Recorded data
* Begin *

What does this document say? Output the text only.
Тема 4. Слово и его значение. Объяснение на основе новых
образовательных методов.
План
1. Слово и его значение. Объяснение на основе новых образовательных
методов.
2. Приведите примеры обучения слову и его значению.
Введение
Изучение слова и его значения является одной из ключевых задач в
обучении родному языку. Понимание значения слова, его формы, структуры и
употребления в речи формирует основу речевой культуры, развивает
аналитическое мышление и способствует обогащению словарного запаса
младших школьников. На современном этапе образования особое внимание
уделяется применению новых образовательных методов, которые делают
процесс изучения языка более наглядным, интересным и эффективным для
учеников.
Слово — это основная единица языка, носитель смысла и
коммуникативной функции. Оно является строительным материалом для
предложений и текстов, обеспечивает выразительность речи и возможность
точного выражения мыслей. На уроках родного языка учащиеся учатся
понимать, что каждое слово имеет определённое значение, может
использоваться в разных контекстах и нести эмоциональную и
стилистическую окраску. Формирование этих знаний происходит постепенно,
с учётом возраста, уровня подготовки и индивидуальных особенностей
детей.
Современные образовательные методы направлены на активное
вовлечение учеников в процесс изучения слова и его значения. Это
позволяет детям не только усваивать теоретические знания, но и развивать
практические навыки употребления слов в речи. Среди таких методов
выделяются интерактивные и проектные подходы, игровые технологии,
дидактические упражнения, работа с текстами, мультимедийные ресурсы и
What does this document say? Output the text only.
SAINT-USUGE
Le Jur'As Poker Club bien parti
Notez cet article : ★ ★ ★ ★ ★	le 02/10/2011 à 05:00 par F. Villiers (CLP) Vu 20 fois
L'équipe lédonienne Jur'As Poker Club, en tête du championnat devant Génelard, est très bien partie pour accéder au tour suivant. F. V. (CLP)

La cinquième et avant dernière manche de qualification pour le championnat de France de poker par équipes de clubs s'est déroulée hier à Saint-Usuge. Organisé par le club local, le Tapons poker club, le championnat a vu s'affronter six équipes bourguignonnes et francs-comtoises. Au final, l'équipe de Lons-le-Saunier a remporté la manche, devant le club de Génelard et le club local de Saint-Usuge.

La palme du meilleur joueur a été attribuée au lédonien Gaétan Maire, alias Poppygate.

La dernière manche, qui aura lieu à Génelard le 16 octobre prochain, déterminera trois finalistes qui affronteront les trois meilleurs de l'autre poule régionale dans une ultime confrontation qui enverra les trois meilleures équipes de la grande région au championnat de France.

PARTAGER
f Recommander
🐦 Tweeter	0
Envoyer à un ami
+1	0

* End *

• **TASK BRIEF**: Give the listing again, word for word.

• **COMPLETED EXERCISE**:
What does this document say? Output the text only.
Тема 4. Слово и его значение. Объяснение на основе новых
образовательных методов.
План
1. Слово и его значение. Объяснение на основе новых образовательных
методов.
2. Приведите примеры обучения слову и его значению.
Введение
Изучение слова и его значения является одной из ключевых задач в
обучении родному языку. Понимание значения слова, его формы, структуры и
употребления в речи формирует основу речевой культуры, развивает
аналитическое мышление и способствует обогащению словарного запаса
младших школьников. На современном этапе образования особое внимание
уделяется применению новых образовательных методов, которые делают
процесс изучения языка более наглядным, интересным и эффективным для
учеников.
Слово — это основная единица языка, носитель смысла и
коммуникативной функции. Оно является строительным материалом для
предложений и текстов, обеспечивает выразительность речи и возможность
точного выражения мыслей. На уроках родного языка учащиеся учатся
понимать, что каждое слово имеет определённое значение, может
использоваться в разных контекстах и нести эмоциональную и
стилистическую окраску. Формирование этих знаний происходит постепенно,
с учётом возраста, уровня подготовки и индивидуальных особенностей
детей.
Современные образовательные методы направлены на активное
вовлечение учеников в процесс изучения слова и его значения. Это
позволяет детям не только усваивать теоретические знания, но и развивать
практические навыки употребления слов в речи. Среди таких методов
выделяются интерактивные и проектные подходы, игровые технологии,
дидактические упражнения, работа с текстами, мультимедийные ресурсы и
What does this document say? Output the text only.
SAINT-USUGE
Le Jur'As Poker Club bien parti
Notez cet article : ★ ★ ★ ★ ★	le 02/10/2011 à 05:00 par F. Villiers (CLP) Vu 20 fois
L'équipe lédonienne Jur'As Poker Club, en tête du championnat devant Génelard, est très bien partie pour accéder au tour suivant. F. V. (CLP)

La cinquième et avant dernière manche de qualification pour le championnat de France de poker par équipes de clubs s'est déroulée hier à Saint-Usuge. Organisé par le club local, le Tapons poker club, le championnat a vu s'affronter six équipes bourguignonnes et francs-comtoises. Au final, l'équipe de Lons-le-Saunier a remporté la manche, devant le club de Génelard et le club local de Saint-Usuge.

La palme du meilleur joueur a été attribuée au lédonien Gaétan Maire, alias Poppygate.

La dernière manche, qui aura lieu à Génelard le 16 octobre prochain, déterminera trois finalistes qui affronteront les trois meilleurs de l'autre poule régionale dans une ultime confrontation qui enverra les trois meilleures équipes de la grande région au championnat de France.

PARTAGER
f Recommander
🐦 Tweeter	0
Envoyer à un ami
+1	0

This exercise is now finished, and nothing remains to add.